**Written problem:**
Exclude any images and output the remaining records exactly.

Structured figure records:
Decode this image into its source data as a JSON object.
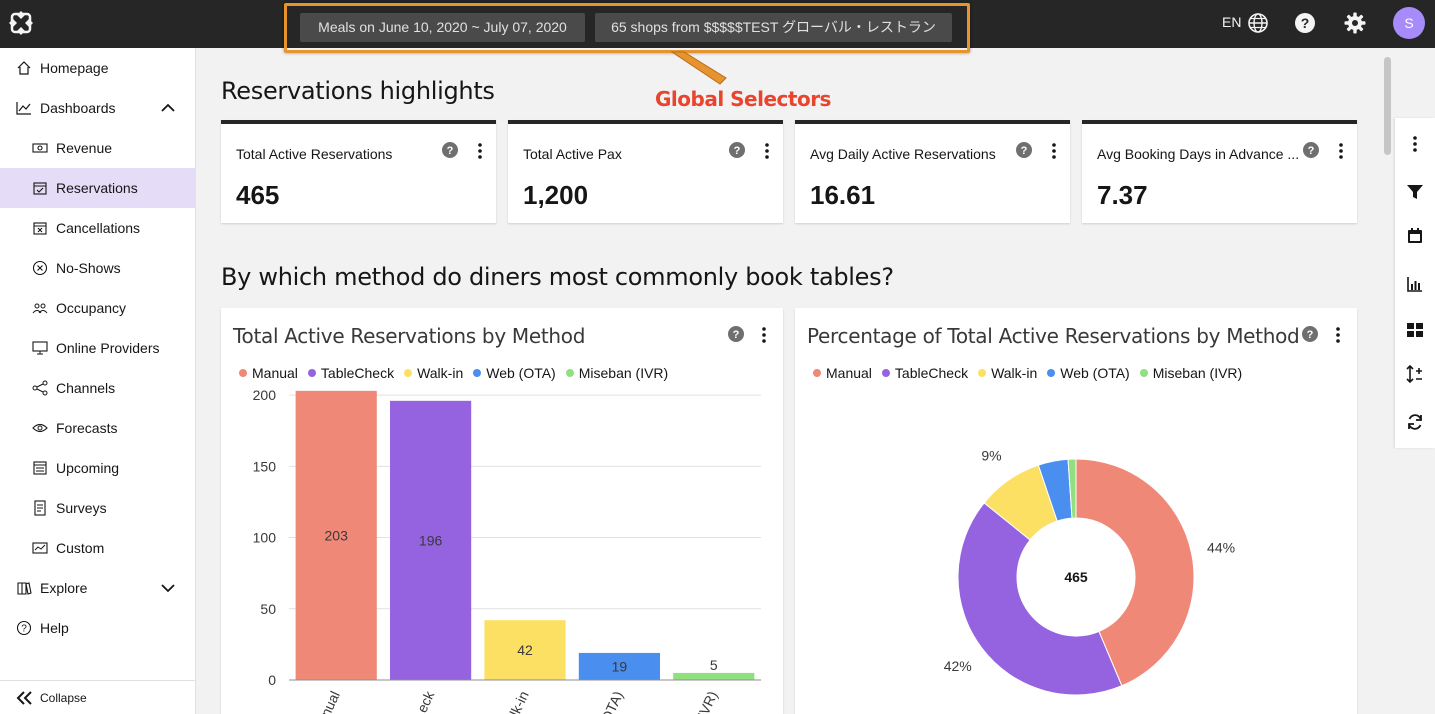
{
  "topbar": {
    "date_selector": "Meals on June 10, 2020 ~ July 07, 2020",
    "shop_selector": "65 shops from $$$$$TEST グローバル・レストラン",
    "language": "EN",
    "avatar_initial": "S"
  },
  "annotation": {
    "label": "Global Selectors",
    "color": "#e8442e"
  },
  "sidebar": {
    "items": [
      {
        "label": "Homepage",
        "icon": "home-icon",
        "level": "top"
      },
      {
        "label": "Dashboards",
        "icon": "chart-line-icon",
        "level": "top",
        "expanded": true
      },
      {
        "label": "Revenue",
        "icon": "money-icon",
        "level": "sub"
      },
      {
        "label": "Reservations",
        "icon": "calendar-check-icon",
        "level": "sub",
        "active": true
      },
      {
        "label": "Cancellations",
        "icon": "calendar-x-icon",
        "level": "sub"
      },
      {
        "label": "No-Shows",
        "icon": "circle-x-icon",
        "level": "sub"
      },
      {
        "label": "Occupancy",
        "icon": "people-icon",
        "level": "sub"
      },
      {
        "label": "Online Providers",
        "icon": "monitor-icon",
        "level": "sub"
      },
      {
        "label": "Channels",
        "icon": "network-icon",
        "level": "sub"
      },
      {
        "label": "Forecasts",
        "icon": "eye-icon",
        "level": "sub"
      },
      {
        "label": "Upcoming",
        "icon": "calendar-list-icon",
        "level": "sub"
      },
      {
        "label": "Surveys",
        "icon": "document-icon",
        "level": "sub"
      },
      {
        "label": "Custom",
        "icon": "custom-dashboard-icon",
        "level": "sub"
      },
      {
        "label": "Explore",
        "icon": "book-icon",
        "level": "top",
        "collapsed": true
      },
      {
        "label": "Help",
        "icon": "help-circle-icon",
        "level": "top"
      }
    ],
    "collapse_label": "Collapse",
    "active_color": "#e5dcf7"
  },
  "main": {
    "highlights_title": "Reservations highlights",
    "kpis": [
      {
        "label": "Total Active Reservations",
        "value": "465"
      },
      {
        "label": "Total Active Pax",
        "value": "1,200"
      },
      {
        "label": "Avg Daily Active Reservations",
        "value": "16.61"
      },
      {
        "label": "Avg Booking Days in Advance ...",
        "value": "7.37"
      }
    ],
    "question_title": "By which method do diners most commonly book tables?",
    "bar_panel_title": "Total Active Reservations by Method",
    "pie_panel_title": "Percentage of Total Active Reservations by Method",
    "legend": [
      {
        "name": "Manual",
        "color": "#f08878"
      },
      {
        "name": "TableCheck",
        "color": "#9563e0"
      },
      {
        "name": "Walk-in",
        "color": "#fbe064"
      },
      {
        "name": "Web (OTA)",
        "color": "#4a8ef0"
      },
      {
        "name": "Miseban (IVR)",
        "color": "#90e080"
      }
    ]
  },
  "chart_data": [
    {
      "type": "bar",
      "title": "Total Active Reservations by Method",
      "categories": [
        "Manual",
        "TableCheck",
        "Walk-in",
        "Web (OTA)",
        "Miseban (IVR)"
      ],
      "visible_tick_labels": [
        "nual",
        "eck",
        "lk-in",
        "OTA)",
        "IVR)"
      ],
      "values": [
        203,
        196,
        42,
        19,
        5
      ],
      "colors": [
        "#f08878",
        "#9563e0",
        "#fbe064",
        "#4a8ef0",
        "#90e080"
      ],
      "yticks": [
        0,
        50,
        100,
        150,
        200
      ],
      "ylim": [
        0,
        205
      ],
      "data_labels": true,
      "grid": true
    },
    {
      "type": "pie",
      "title": "Percentage of Total Active Reservations by Method",
      "donut": true,
      "center_label": "465",
      "categories": [
        "Manual",
        "TableCheck",
        "Walk-in",
        "Web (OTA)",
        "Miseban (IVR)"
      ],
      "values": [
        203,
        196,
        42,
        19,
        5
      ],
      "colors": [
        "#f08878",
        "#9563e0",
        "#fbe064",
        "#4a8ef0",
        "#90e080"
      ],
      "slice_labels": [
        "44%",
        "42%",
        "9%",
        "",
        ""
      ]
    }
  ]
}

**Task response:**
Decode this image into its source data as a JSON object.
{
  "topbar": {
    "date_selector": "Meals on June 10, 2020 ~ July 07, 2020",
    "shop_selector": "65 shops from $$$$$TEST グローバル・レストラン",
    "language": "EN",
    "avatar_initial": "S"
  },
  "annotation": {
    "label": "Global Selectors",
    "color": "#e8442e"
  },
  "sidebar": {
    "items": [
      {
        "label": "Homepage",
        "icon": "home-icon",
        "level": "top"
      },
      {
        "label": "Dashboards",
        "icon": "chart-line-icon",
        "level": "top",
        "expanded": true
      },
      {
        "label": "Revenue",
        "icon": "money-icon",
        "level": "sub"
      },
      {
        "label": "Reservations",
        "icon": "calendar-check-icon",
        "level": "sub",
        "active": true
      },
      {
        "label": "Cancellations",
        "icon": "calendar-x-icon",
        "level": "sub"
      },
      {
        "label": "No-Shows",
        "icon": "circle-x-icon",
        "level": "sub"
      },
      {
        "label": "Occupancy",
        "icon": "people-icon",
        "level": "sub"
      },
      {
        "label": "Online Providers",
        "icon": "monitor-icon",
        "level": "sub"
      },
      {
        "label": "Channels",
        "icon": "network-icon",
        "level": "sub"
      },
      {
        "label": "Forecasts",
        "icon": "eye-icon",
        "level": "sub"
      },
      {
        "label": "Upcoming",
        "icon": "calendar-list-icon",
        "level": "sub"
      },
      {
        "label": "Surveys",
        "icon": "document-icon",
        "level": "sub"
      },
      {
        "label": "Custom",
        "icon": "custom-dashboard-icon",
        "level": "sub"
      },
      {
        "label": "Explore",
        "icon": "book-icon",
        "level": "top",
        "collapsed": true
      },
      {
        "label": "Help",
        "icon": "help-circle-icon",
        "level": "top"
      }
    ],
    "collapse_label": "Collapse",
    "active_color": "#e5dcf7"
  },
  "main": {
    "highlights_title": "Reservations highlights",
    "kpis": [
      {
        "label": "Total Active Reservations",
        "value": "465"
      },
      {
        "label": "Total Active Pax",
        "value": "1,200"
      },
      {
        "label": "Avg Daily Active Reservations",
        "value": "16.61"
      },
      {
        "label": "Avg Booking Days in Advance ...",
        "value": "7.37"
      }
    ],
    "question_title": "By which method do diners most commonly book tables?",
    "bar_panel_title": "Total Active Reservations by Method",
    "pie_panel_title": "Percentage of Total Active Reservations by Method",
    "legend": [
      {
        "name": "Manual",
        "color": "#f08878"
      },
      {
        "name": "TableCheck",
        "color": "#9563e0"
      },
      {
        "name": "Walk-in",
        "color": "#fbe064"
      },
      {
        "name": "Web (OTA)",
        "color": "#4a8ef0"
      },
      {
        "name": "Miseban (IVR)",
        "color": "#90e080"
      }
    ]
  },
  "chart_data": [
    {
      "type": "bar",
      "title": "Total Active Reservations by Method",
      "categories": [
        "Manual",
        "TableCheck",
        "Walk-in",
        "Web (OTA)",
        "Miseban (IVR)"
      ],
      "visible_tick_labels": [
        "nual",
        "eck",
        "lk-in",
        "OTA)",
        "IVR)"
      ],
      "values": [
        203,
        196,
        42,
        19,
        5
      ],
      "colors": [
        "#f08878",
        "#9563e0",
        "#fbe064",
        "#4a8ef0",
        "#90e080"
      ],
      "yticks": [
        0,
        50,
        100,
        150,
        200
      ],
      "ylim": [
        0,
        205
      ],
      "data_labels": true,
      "grid": true
    },
    {
      "type": "pie",
      "title": "Percentage of Total Active Reservations by Method",
      "donut": true,
      "center_label": "465",
      "categories": [
        "Manual",
        "TableCheck",
        "Walk-in",
        "Web (OTA)",
        "Miseban (IVR)"
      ],
      "values": [
        203,
        196,
        42,
        19,
        5
      ],
      "colors": [
        "#f08878",
        "#9563e0",
        "#fbe064",
        "#4a8ef0",
        "#90e080"
      ],
      "slice_labels": [
        "44%",
        "42%",
        "9%",
        "",
        ""
      ]
    }
  ]
}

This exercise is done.